** Start **
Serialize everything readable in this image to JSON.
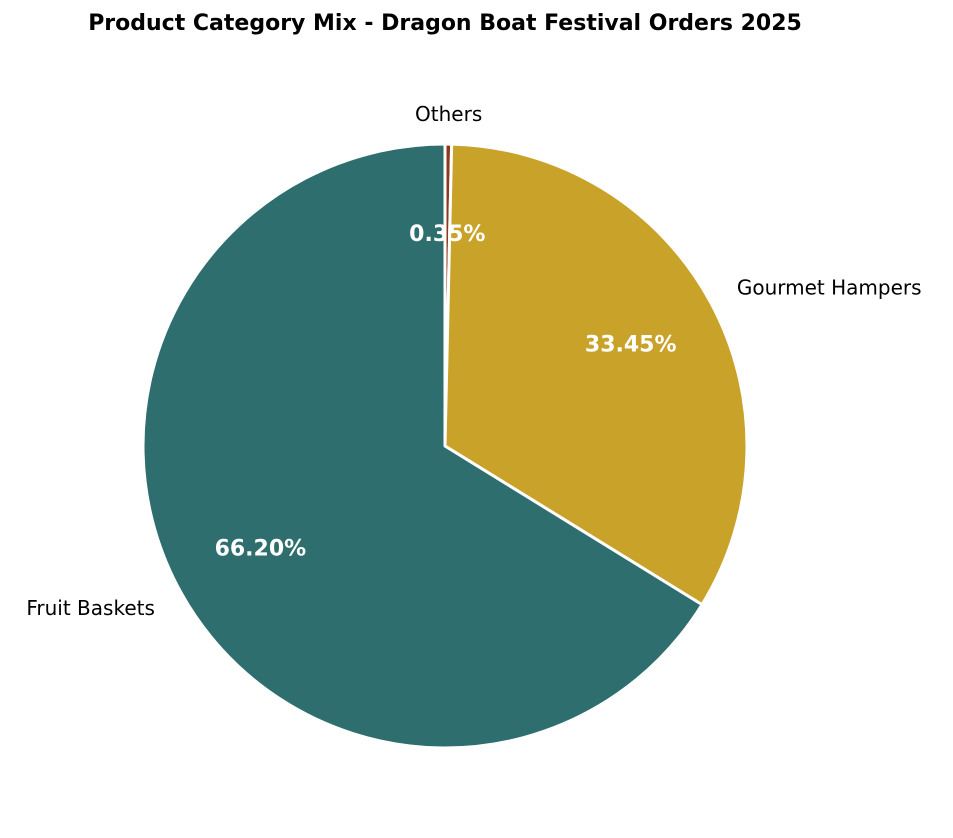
{
  "chart_data": {
    "type": "pie",
    "title": "Product Category Mix - Dragon Boat Festival Orders 2025",
    "categories": [
      "Others",
      "Gourmet Hampers",
      "Fruit Baskets"
    ],
    "values": [
      0.35,
      33.45,
      66.2
    ],
    "percent_labels": [
      "0.35%",
      "33.45%",
      "66.20%"
    ],
    "colors": [
      "#8b3a1e",
      "#c9a22a",
      "#2f6e6e"
    ],
    "start_angle_deg": 90,
    "direction": "clockwise",
    "legend": "none"
  }
}
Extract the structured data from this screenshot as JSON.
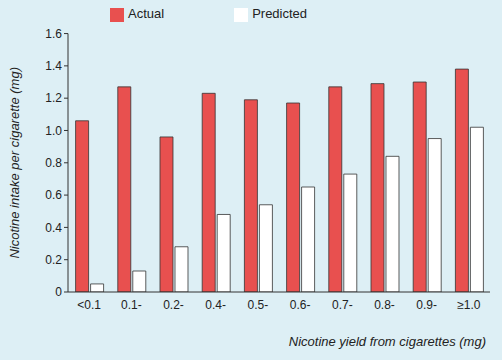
{
  "chart_data": {
    "type": "bar",
    "x_label": "Nicotine yield from cigarettes (mg)",
    "y_label": "Nicotine intake per cigarette (mg)",
    "categories": [
      "<0.1",
      "0.1-",
      "0.2-",
      "0.4-",
      "0.5-",
      "0.6-",
      "0.7-",
      "0.8-",
      "0.9-",
      "≥1.0"
    ],
    "series": [
      {
        "name": "Actual",
        "color": "#e8504f",
        "values": [
          1.06,
          1.27,
          0.96,
          1.23,
          1.19,
          1.17,
          1.27,
          1.29,
          1.3,
          1.38
        ]
      },
      {
        "name": "Predicted",
        "color": "#ffffff",
        "values": [
          0.05,
          0.13,
          0.28,
          0.48,
          0.54,
          0.65,
          0.73,
          0.84,
          0.95,
          1.02
        ]
      }
    ],
    "ylim": [
      0,
      1.6
    ],
    "yticks": [
      0,
      0.2,
      0.4,
      0.6,
      0.8,
      {
        "value": 1,
        "label": "1.0"
      },
      1.2,
      1.4,
      1.6
    ],
    "grid": false,
    "legend": "top"
  }
}
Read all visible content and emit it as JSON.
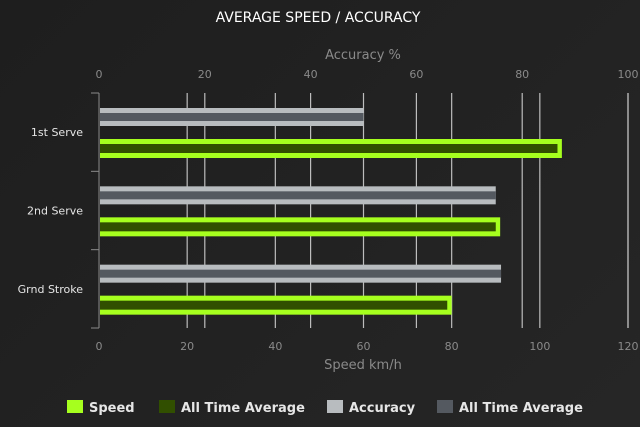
{
  "chart_data": {
    "type": "bar",
    "orientation": "horizontal",
    "title": "AVERAGE SPEED / ACCURACY",
    "categories": [
      "1st Serve",
      "2nd Serve",
      "Grnd Stroke"
    ],
    "top_axis": {
      "label": "Accuracy %",
      "range": [
        0,
        100
      ],
      "ticks": [
        0,
        20,
        40,
        60,
        80,
        100
      ]
    },
    "bottom_axis": {
      "label": "Speed km/h",
      "range": [
        0,
        120
      ],
      "ticks": [
        0,
        20,
        40,
        60,
        80,
        100,
        120
      ]
    },
    "series": [
      {
        "name": "Speed",
        "axis": "bottom",
        "color": "#a6ff1e",
        "values": [
          105,
          91,
          80
        ]
      },
      {
        "name": "All Time Average",
        "axis": "bottom",
        "color": "#314f00",
        "values": [
          104,
          90,
          79
        ]
      },
      {
        "name": "Accuracy",
        "axis": "top",
        "color": "#b8bcbf",
        "values": [
          50,
          75,
          76
        ]
      },
      {
        "name": "All Time Average",
        "axis": "top",
        "color": "#545960",
        "values": [
          50,
          75,
          76
        ]
      }
    ],
    "grid": true,
    "legend_position": "bottom"
  }
}
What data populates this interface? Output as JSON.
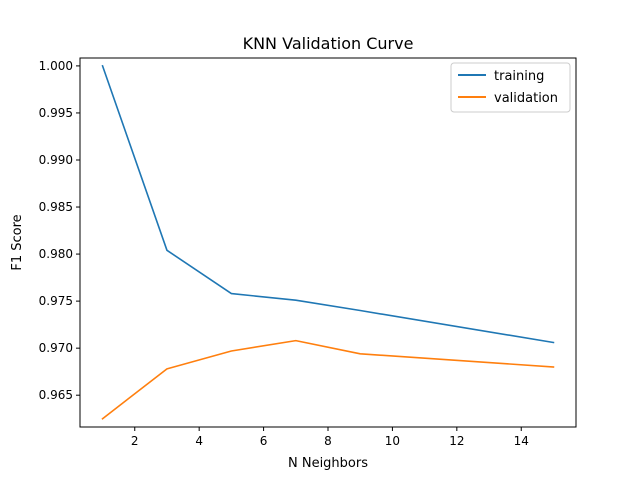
{
  "chart_data": {
    "type": "line",
    "title": "KNN Validation Curve",
    "xlabel": "N Neighbors",
    "ylabel": "F1 Score",
    "xlim": [
      0.3,
      15.7
    ],
    "ylim": [
      0.96162,
      1.00084
    ],
    "xticks": [
      2,
      4,
      6,
      8,
      10,
      12,
      14
    ],
    "yticks": [
      0.965,
      0.97,
      0.975,
      0.98,
      0.985,
      0.99,
      0.995,
      1.0
    ],
    "ytick_labels": [
      "0.965",
      "0.970",
      "0.975",
      "0.980",
      "0.985",
      "0.990",
      "0.995",
      "1.000"
    ],
    "grid": false,
    "legend_position": "top-right",
    "x": [
      1,
      3,
      5,
      7,
      9,
      15
    ],
    "series": [
      {
        "name": "training",
        "color": "#1f77b4",
        "values": [
          1.0,
          0.9804,
          0.9758,
          0.9751,
          0.974,
          0.9706
        ]
      },
      {
        "name": "validation",
        "color": "#ff7f0e",
        "values": [
          0.9625,
          0.9678,
          0.9697,
          0.9708,
          0.9694,
          0.968
        ]
      }
    ]
  }
}
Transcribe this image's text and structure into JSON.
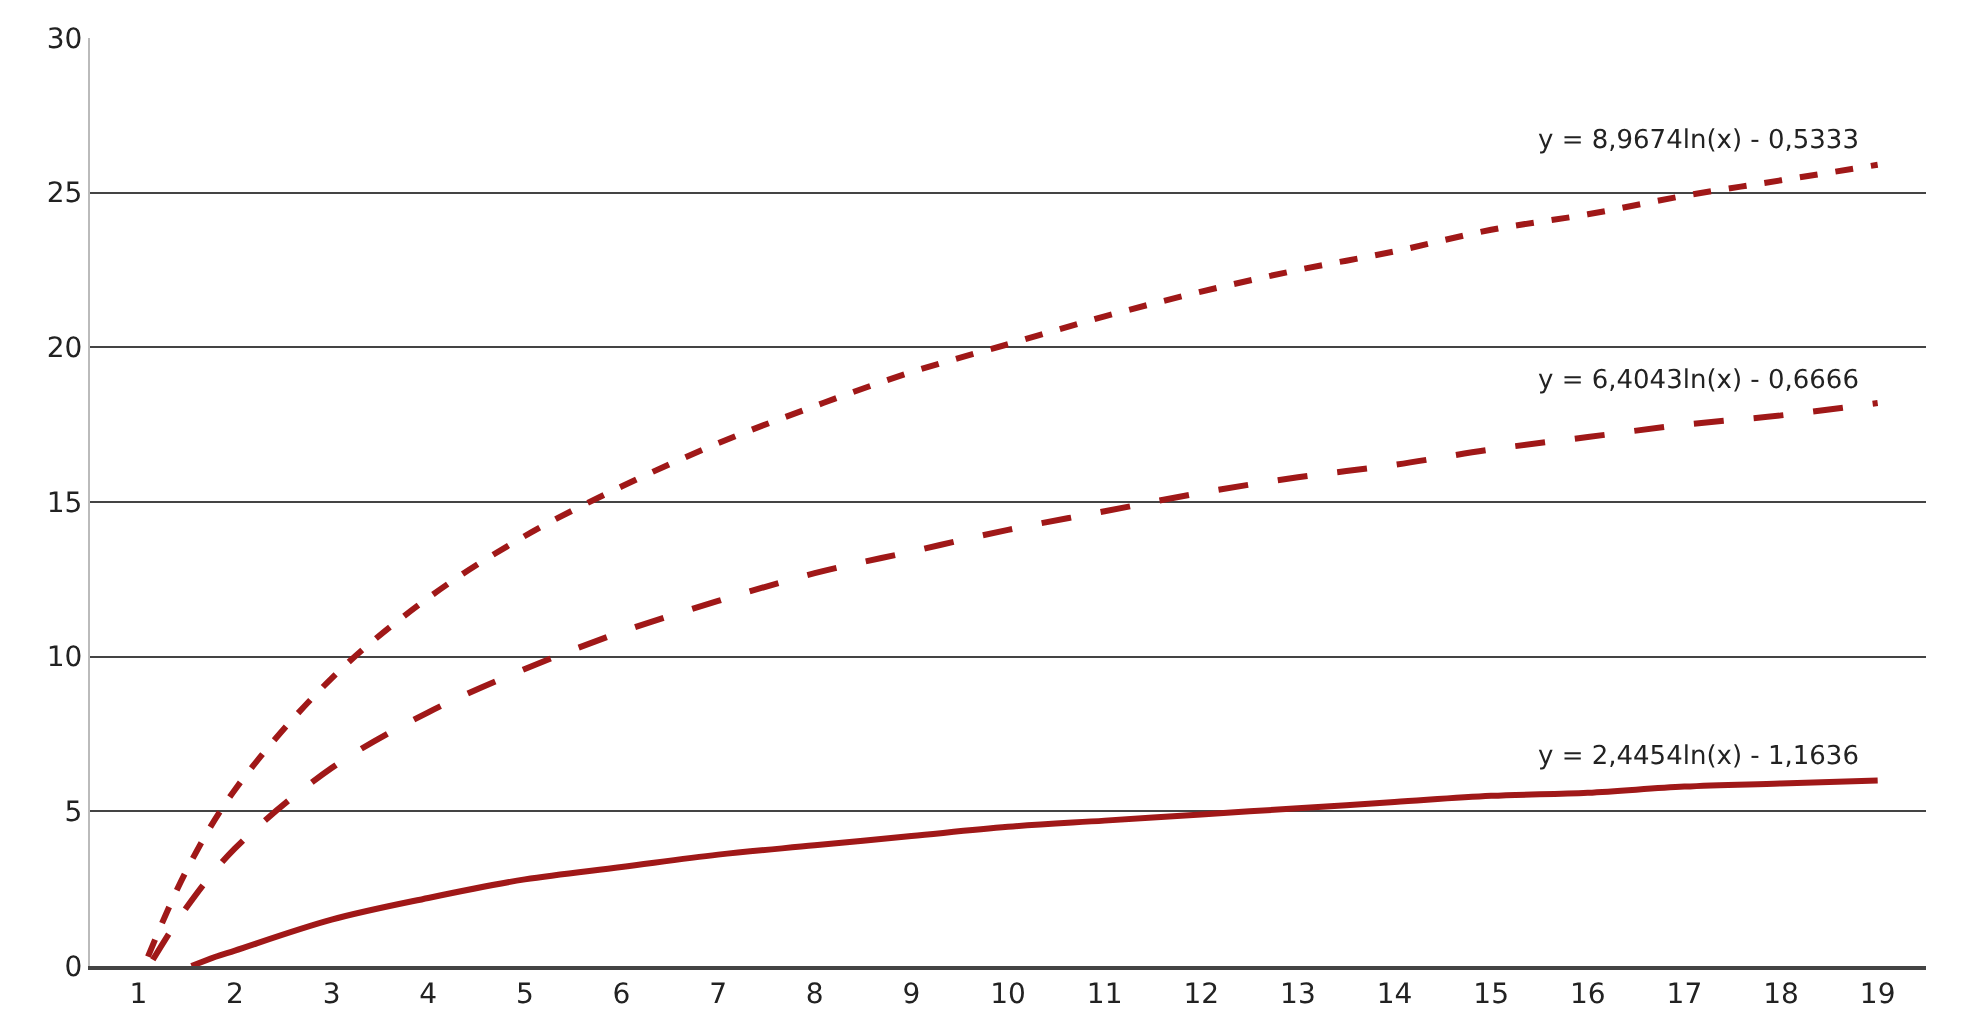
{
  "chart_data": {
    "type": "line",
    "xlim": [
      0.5,
      19.5
    ],
    "xticks": [
      1,
      2,
      3,
      4,
      5,
      6,
      7,
      8,
      9,
      10,
      11,
      12,
      13,
      14,
      15,
      16,
      17,
      18,
      19
    ],
    "ylim": [
      0,
      30
    ],
    "yticks": [
      0,
      5,
      10,
      15,
      20,
      25,
      30
    ],
    "grid": "y",
    "marker": "none",
    "series": [
      {
        "color": "#a01818",
        "line_style": "dotted",
        "x": [
          1.1,
          1.5,
          2,
          3,
          4,
          5,
          6,
          7,
          8,
          9,
          10,
          11,
          12,
          13,
          14,
          15,
          16,
          17,
          18,
          19
        ],
        "values": [
          0.3,
          3.1,
          5.7,
          9.3,
          11.9,
          13.9,
          15.5,
          16.9,
          18.1,
          19.2,
          20.1,
          21.0,
          21.8,
          22.5,
          23.1,
          23.8,
          24.3,
          24.9,
          25.4,
          25.9
        ]
      },
      {
        "color": "#a01818",
        "line_style": "dashed",
        "x": [
          1.15,
          1.5,
          2,
          3,
          4,
          5,
          6,
          7,
          8,
          9,
          10,
          11,
          12,
          13,
          14,
          15,
          16,
          17,
          18,
          19
        ],
        "values": [
          0.2,
          1.9,
          3.8,
          6.4,
          8.2,
          9.6,
          10.8,
          11.8,
          12.7,
          13.4,
          14.1,
          14.7,
          15.3,
          15.8,
          16.2,
          16.7,
          17.1,
          17.5,
          17.8,
          18.2
        ]
      },
      {
        "color": "#a01818",
        "line_style": "solid",
        "x": [
          1.55,
          1.8,
          2,
          3,
          4,
          5,
          6,
          7,
          8,
          9,
          10,
          11,
          12,
          13,
          14,
          15,
          16,
          17,
          18,
          19
        ],
        "values": [
          0.0,
          0.3,
          0.5,
          1.5,
          2.2,
          2.8,
          3.2,
          3.6,
          3.9,
          4.2,
          4.5,
          4.7,
          4.9,
          5.1,
          5.3,
          5.5,
          5.6,
          5.8,
          5.9,
          6.0
        ]
      }
    ],
    "annotations": [
      "y = 8,9674ln(x) - 0,5333",
      "y = 6,4043ln(x) - 0,6666",
      "y = 2,4454ln(x) - 1,1636"
    ]
  }
}
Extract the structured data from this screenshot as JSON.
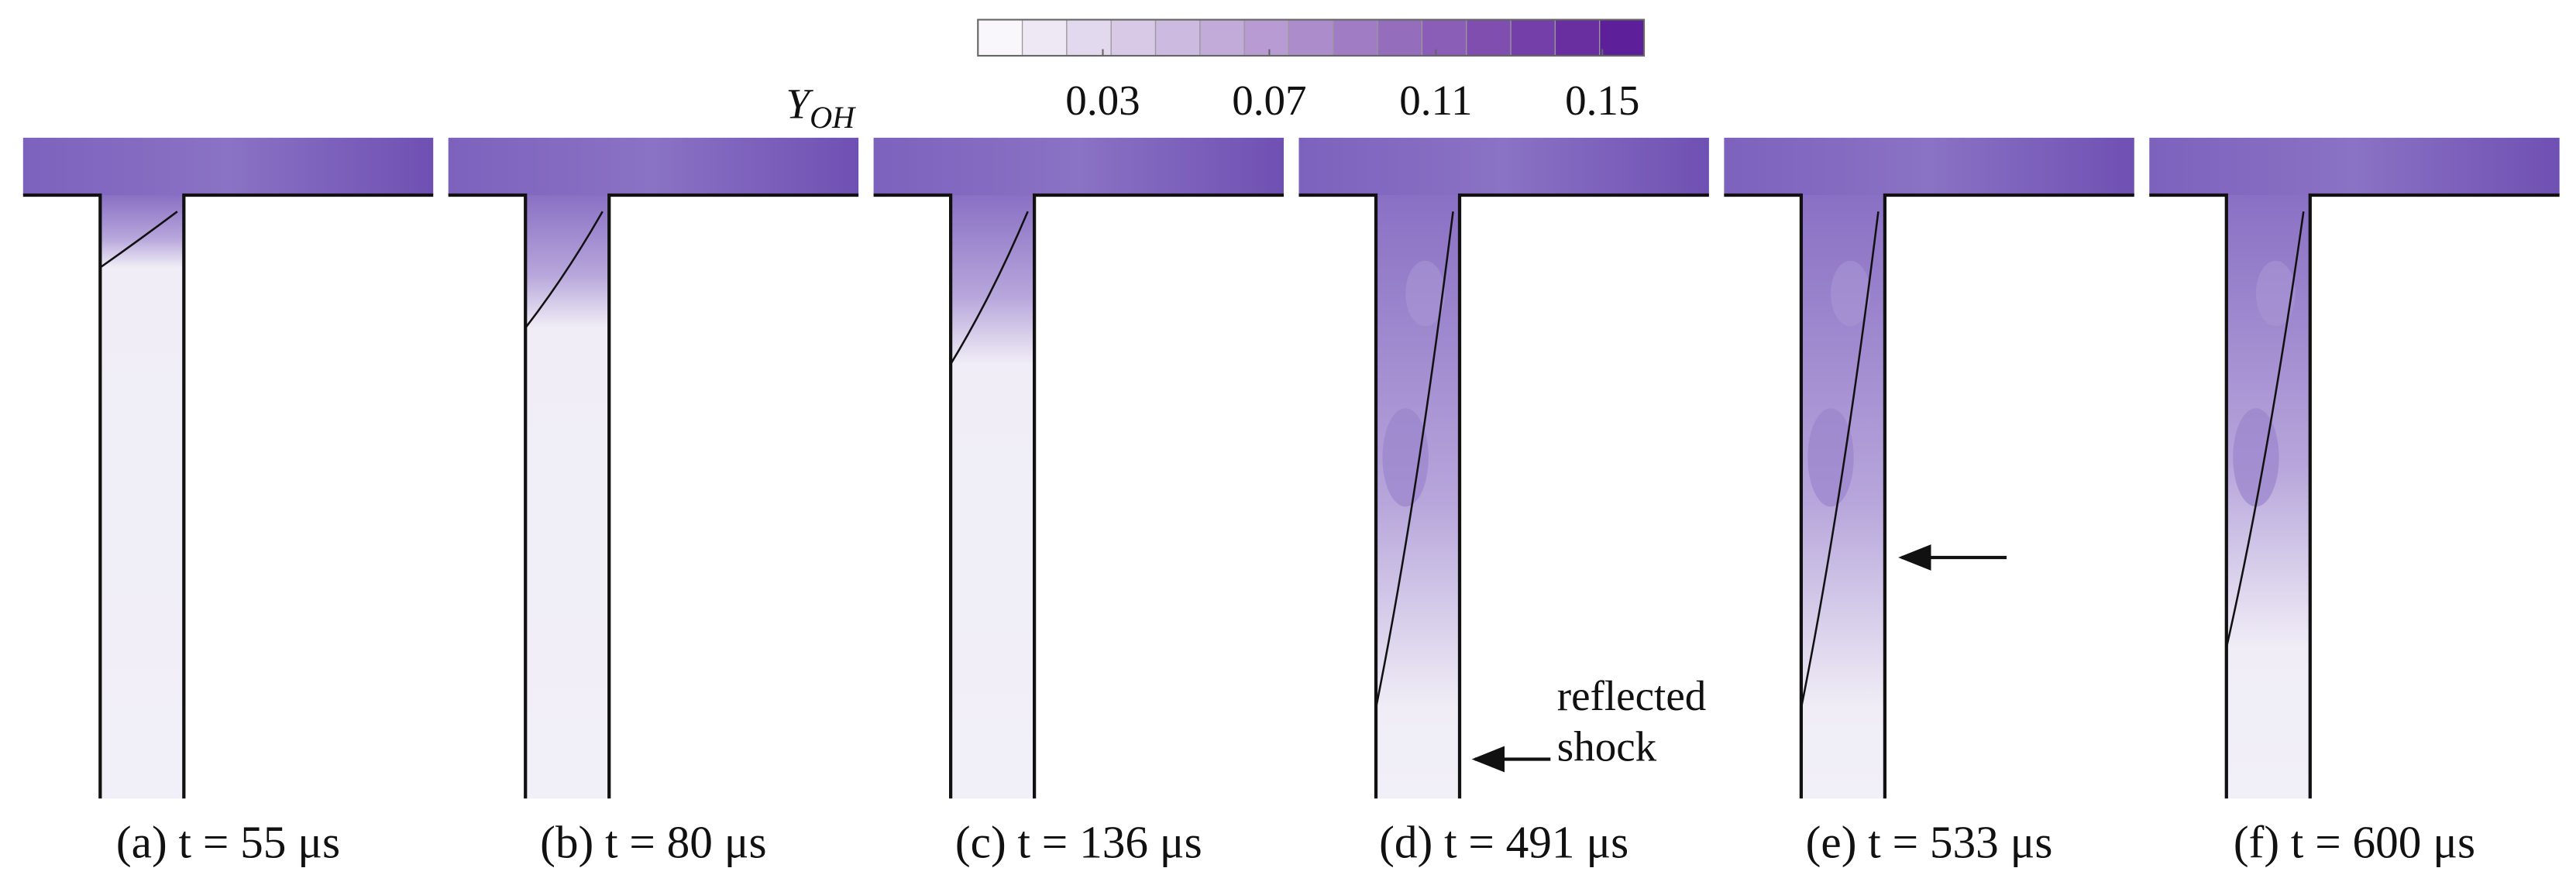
{
  "colorbar": {
    "label": "Y",
    "label_sub": "OH",
    "clim": [
      0,
      0.16
    ],
    "ticks": [
      0.03,
      0.07,
      0.11,
      0.15
    ]
  },
  "panels": [
    {
      "caption": "(a) t = 55 μs"
    },
    {
      "caption": "(b) t = 80 μs"
    },
    {
      "caption": "(c) t = 136 μs"
    },
    {
      "caption": "(d) t = 491 μs"
    },
    {
      "caption": "(e) t = 533 μs"
    },
    {
      "caption": "(f) t = 600 μs"
    }
  ],
  "annotation": {
    "lines": [
      "reflected",
      "shock"
    ]
  }
}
** End **
(CHALLENGE)
Exactly how many lines of the material contain the word "title"? Write the number alone.

(TASK ANSWER)
3